Please write out the complete listing that follows, exactly as it reads.

• • • • • • •

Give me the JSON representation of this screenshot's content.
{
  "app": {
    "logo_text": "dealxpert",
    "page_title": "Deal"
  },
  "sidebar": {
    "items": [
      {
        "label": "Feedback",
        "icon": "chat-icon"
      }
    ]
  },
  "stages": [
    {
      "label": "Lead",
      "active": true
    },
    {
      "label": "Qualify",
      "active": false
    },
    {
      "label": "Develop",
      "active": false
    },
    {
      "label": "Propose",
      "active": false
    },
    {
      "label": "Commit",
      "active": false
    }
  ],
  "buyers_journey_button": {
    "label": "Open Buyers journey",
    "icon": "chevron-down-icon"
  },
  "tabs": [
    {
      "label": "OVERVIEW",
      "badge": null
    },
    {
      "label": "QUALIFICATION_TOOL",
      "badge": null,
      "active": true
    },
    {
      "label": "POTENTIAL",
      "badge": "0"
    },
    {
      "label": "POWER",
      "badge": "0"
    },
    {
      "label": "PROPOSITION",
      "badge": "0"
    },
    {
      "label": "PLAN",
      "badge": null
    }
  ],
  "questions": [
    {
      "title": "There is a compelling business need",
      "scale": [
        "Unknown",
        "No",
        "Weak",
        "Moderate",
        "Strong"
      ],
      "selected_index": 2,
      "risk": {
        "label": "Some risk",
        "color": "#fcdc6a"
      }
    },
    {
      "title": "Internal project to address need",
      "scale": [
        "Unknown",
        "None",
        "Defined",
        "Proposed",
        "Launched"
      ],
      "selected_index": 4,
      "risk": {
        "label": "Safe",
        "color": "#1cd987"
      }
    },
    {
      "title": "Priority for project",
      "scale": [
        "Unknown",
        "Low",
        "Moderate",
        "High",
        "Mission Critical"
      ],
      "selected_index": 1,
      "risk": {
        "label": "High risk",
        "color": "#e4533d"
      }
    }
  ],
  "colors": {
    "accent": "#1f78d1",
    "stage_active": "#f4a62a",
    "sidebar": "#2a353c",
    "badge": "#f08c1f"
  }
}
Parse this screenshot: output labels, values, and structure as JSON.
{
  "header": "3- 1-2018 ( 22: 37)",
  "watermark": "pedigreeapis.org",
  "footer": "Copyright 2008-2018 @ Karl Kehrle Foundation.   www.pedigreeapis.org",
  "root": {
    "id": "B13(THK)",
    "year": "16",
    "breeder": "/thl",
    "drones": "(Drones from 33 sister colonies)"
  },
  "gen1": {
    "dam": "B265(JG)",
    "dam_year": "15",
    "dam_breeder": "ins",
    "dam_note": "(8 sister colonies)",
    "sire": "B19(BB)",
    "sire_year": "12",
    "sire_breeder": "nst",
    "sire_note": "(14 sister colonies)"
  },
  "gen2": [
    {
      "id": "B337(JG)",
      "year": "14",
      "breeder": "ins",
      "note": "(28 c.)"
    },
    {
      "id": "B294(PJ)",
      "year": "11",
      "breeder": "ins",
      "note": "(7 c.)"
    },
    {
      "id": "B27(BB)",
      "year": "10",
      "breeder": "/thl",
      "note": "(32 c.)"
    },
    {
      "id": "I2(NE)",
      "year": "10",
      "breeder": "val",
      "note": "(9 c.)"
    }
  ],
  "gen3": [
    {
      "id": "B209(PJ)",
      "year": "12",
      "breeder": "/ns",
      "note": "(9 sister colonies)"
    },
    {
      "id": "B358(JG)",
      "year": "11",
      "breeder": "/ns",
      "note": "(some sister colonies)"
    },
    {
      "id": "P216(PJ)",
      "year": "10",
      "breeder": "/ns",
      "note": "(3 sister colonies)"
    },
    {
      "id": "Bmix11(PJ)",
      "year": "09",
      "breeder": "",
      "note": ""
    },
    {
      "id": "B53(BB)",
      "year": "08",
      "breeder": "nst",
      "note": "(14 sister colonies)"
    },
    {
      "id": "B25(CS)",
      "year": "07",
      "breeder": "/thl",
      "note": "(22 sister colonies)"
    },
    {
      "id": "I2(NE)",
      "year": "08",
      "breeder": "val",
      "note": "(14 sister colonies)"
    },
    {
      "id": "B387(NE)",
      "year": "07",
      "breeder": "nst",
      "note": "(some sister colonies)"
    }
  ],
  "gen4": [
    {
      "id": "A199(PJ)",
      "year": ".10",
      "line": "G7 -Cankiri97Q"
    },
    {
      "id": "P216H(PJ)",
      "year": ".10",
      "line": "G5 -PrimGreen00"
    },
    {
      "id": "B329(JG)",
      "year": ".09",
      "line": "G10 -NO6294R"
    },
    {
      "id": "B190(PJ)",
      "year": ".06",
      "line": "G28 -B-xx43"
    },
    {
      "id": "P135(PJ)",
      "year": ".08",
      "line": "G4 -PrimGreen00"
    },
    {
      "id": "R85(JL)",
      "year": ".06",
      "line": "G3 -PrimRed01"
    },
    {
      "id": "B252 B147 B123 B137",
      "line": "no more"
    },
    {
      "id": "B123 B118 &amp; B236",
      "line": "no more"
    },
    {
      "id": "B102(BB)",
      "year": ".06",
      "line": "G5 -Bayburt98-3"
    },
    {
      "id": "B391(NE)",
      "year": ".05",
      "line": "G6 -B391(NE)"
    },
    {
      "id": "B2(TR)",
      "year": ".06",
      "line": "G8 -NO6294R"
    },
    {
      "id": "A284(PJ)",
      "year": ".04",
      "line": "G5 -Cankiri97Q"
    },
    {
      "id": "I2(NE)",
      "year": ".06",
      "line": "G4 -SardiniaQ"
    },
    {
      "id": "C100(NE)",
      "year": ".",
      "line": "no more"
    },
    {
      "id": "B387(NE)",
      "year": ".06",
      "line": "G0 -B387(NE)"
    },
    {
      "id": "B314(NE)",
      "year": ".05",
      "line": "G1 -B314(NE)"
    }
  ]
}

• • • • • • •

FINAL RESULT –
Give me the JSON representation of this screenshot's content.
{
  "app": {
    "logo_text": "dealxpert",
    "page_title": "Deal"
  },
  "sidebar": {
    "items": [
      {
        "label": "Feedback",
        "icon": "chat-icon"
      }
    ]
  },
  "stages": [
    {
      "label": "Lead",
      "active": true
    },
    {
      "label": "Qualify",
      "active": false
    },
    {
      "label": "Develop",
      "active": false
    },
    {
      "label": "Propose",
      "active": false
    },
    {
      "label": "Commit",
      "active": false
    }
  ],
  "buyers_journey_button": {
    "label": "Open Buyers journey",
    "icon": "chevron-down-icon"
  },
  "tabs": [
    {
      "label": "OVERVIEW",
      "badge": null
    },
    {
      "label": "QUALIFICATION_TOOL",
      "badge": null,
      "active": true
    },
    {
      "label": "POTENTIAL",
      "badge": "0"
    },
    {
      "label": "POWER",
      "badge": "0"
    },
    {
      "label": "PROPOSITION",
      "badge": "0"
    },
    {
      "label": "PLAN",
      "badge": null
    }
  ],
  "questions": [
    {
      "title": "There is a compelling business need",
      "scale": [
        "Unknown",
        "No",
        "Weak",
        "Moderate",
        "Strong"
      ],
      "selected_index": 2,
      "risk": {
        "label": "Some risk",
        "color": "#fcdc6a"
      }
    },
    {
      "title": "Internal project to address need",
      "scale": [
        "Unknown",
        "None",
        "Defined",
        "Proposed",
        "Launched"
      ],
      "selected_index": 4,
      "risk": {
        "label": "Safe",
        "color": "#1cd987"
      }
    },
    {
      "title": "Priority for project",
      "scale": [
        "Unknown",
        "Low",
        "Moderate",
        "High",
        "Mission Critical"
      ],
      "selected_index": 1,
      "risk": {
        "label": "High risk",
        "color": "#e4533d"
      }
    }
  ],
  "colors": {
    "accent": "#1f78d1",
    "stage_active": "#f4a62a",
    "sidebar": "#2a353c",
    "badge": "#f08c1f"
  }
}
Parse this screenshot: output labels, values, and structure as JSON.
{
  "header": "3- 1-2018 ( 22: 37)",
  "watermark": "pedigreeapis.org",
  "footer": "Copyright 2008-2018 @ Karl Kehrle Foundation.   www.pedigreeapis.org",
  "root": {
    "id": "B13(THK)",
    "year": "16",
    "breeder": "/thl",
    "drones": "(Drones from 33 sister colonies)"
  },
  "gen1": {
    "dam": "B265(JG)",
    "dam_year": "15",
    "dam_breeder": "ins",
    "dam_note": "(8 sister colonies)",
    "sire": "B19(BB)",
    "sire_year": "12",
    "sire_breeder": "nst",
    "sire_note": "(14 sister colonies)"
  },
  "gen2": [
    {
      "id": "B337(JG)",
      "year": "14",
      "breeder": "ins",
      "note": "(28 c.)"
    },
    {
      "id": "B294(PJ)",
      "year": "11",
      "breeder": "ins",
      "note": "(7 c.)"
    },
    {
      "id": "B27(BB)",
      "year": "10",
      "breeder": "/thl",
      "note": "(32 c.)"
    },
    {
      "id": "I2(NE)",
      "year": "10",
      "breeder": "val",
      "note": "(9 c.)"
    }
  ],
  "gen3": [
    {
      "id": "B209(PJ)",
      "year": "12",
      "breeder": "/ns",
      "note": "(9 sister colonies)"
    },
    {
      "id": "B358(JG)",
      "year": "11",
      "breeder": "/ns",
      "note": "(some sister colonies)"
    },
    {
      "id": "P216(PJ)",
      "year": "10",
      "breeder": "/ns",
      "note": "(3 sister colonies)"
    },
    {
      "id": "Bmix11(PJ)",
      "year": "09",
      "breeder": "",
      "note": ""
    },
    {
      "id": "B53(BB)",
      "year": "08",
      "breeder": "nst",
      "note": "(14 sister colonies)"
    },
    {
      "id": "B25(CS)",
      "year": "07",
      "breeder": "/thl",
      "note": "(22 sister colonies)"
    },
    {
      "id": "I2(NE)",
      "year": "08",
      "breeder": "val",
      "note": "(14 sister colonies)"
    },
    {
      "id": "B387(NE)",
      "year": "07",
      "breeder": "nst",
      "note": "(some sister colonies)"
    }
  ],
  "gen4": [
    {
      "id": "A199(PJ)",
      "year": ".10",
      "line": "G7 -Cankiri97Q"
    },
    {
      "id": "P216H(PJ)",
      "year": ".10",
      "line": "G5 -PrimGreen00"
    },
    {
      "id": "B329(JG)",
      "year": ".09",
      "line": "G10 -NO6294R"
    },
    {
      "id": "B190(PJ)",
      "year": ".06",
      "line": "G28 -B-xx43"
    },
    {
      "id": "P135(PJ)",
      "year": ".08",
      "line": "G4 -PrimGreen00"
    },
    {
      "id": "R85(JL)",
      "year": ".06",
      "line": "G3 -PrimRed01"
    },
    {
      "id": "B252 B147 B123 B137",
      "line": "no more"
    },
    {
      "id": "B123 B118 &amp; B236",
      "line": "no more"
    },
    {
      "id": "B102(BB)",
      "year": ".06",
      "line": "G5 -Bayburt98-3"
    },
    {
      "id": "B391(NE)",
      "year": ".05",
      "line": "G6 -B391(NE)"
    },
    {
      "id": "B2(TR)",
      "year": ".06",
      "line": "G8 -NO6294R"
    },
    {
      "id": "A284(PJ)",
      "year": ".04",
      "line": "G5 -Cankiri97Q"
    },
    {
      "id": "I2(NE)",
      "year": ".06",
      "line": "G4 -SardiniaQ"
    },
    {
      "id": "C100(NE)",
      "year": ".",
      "line": "no more"
    },
    {
      "id": "B387(NE)",
      "year": ".06",
      "line": "G0 -B387(NE)"
    },
    {
      "id": "B314(NE)",
      "year": ".05",
      "line": "G1 -B314(NE)"
    }
  ]
}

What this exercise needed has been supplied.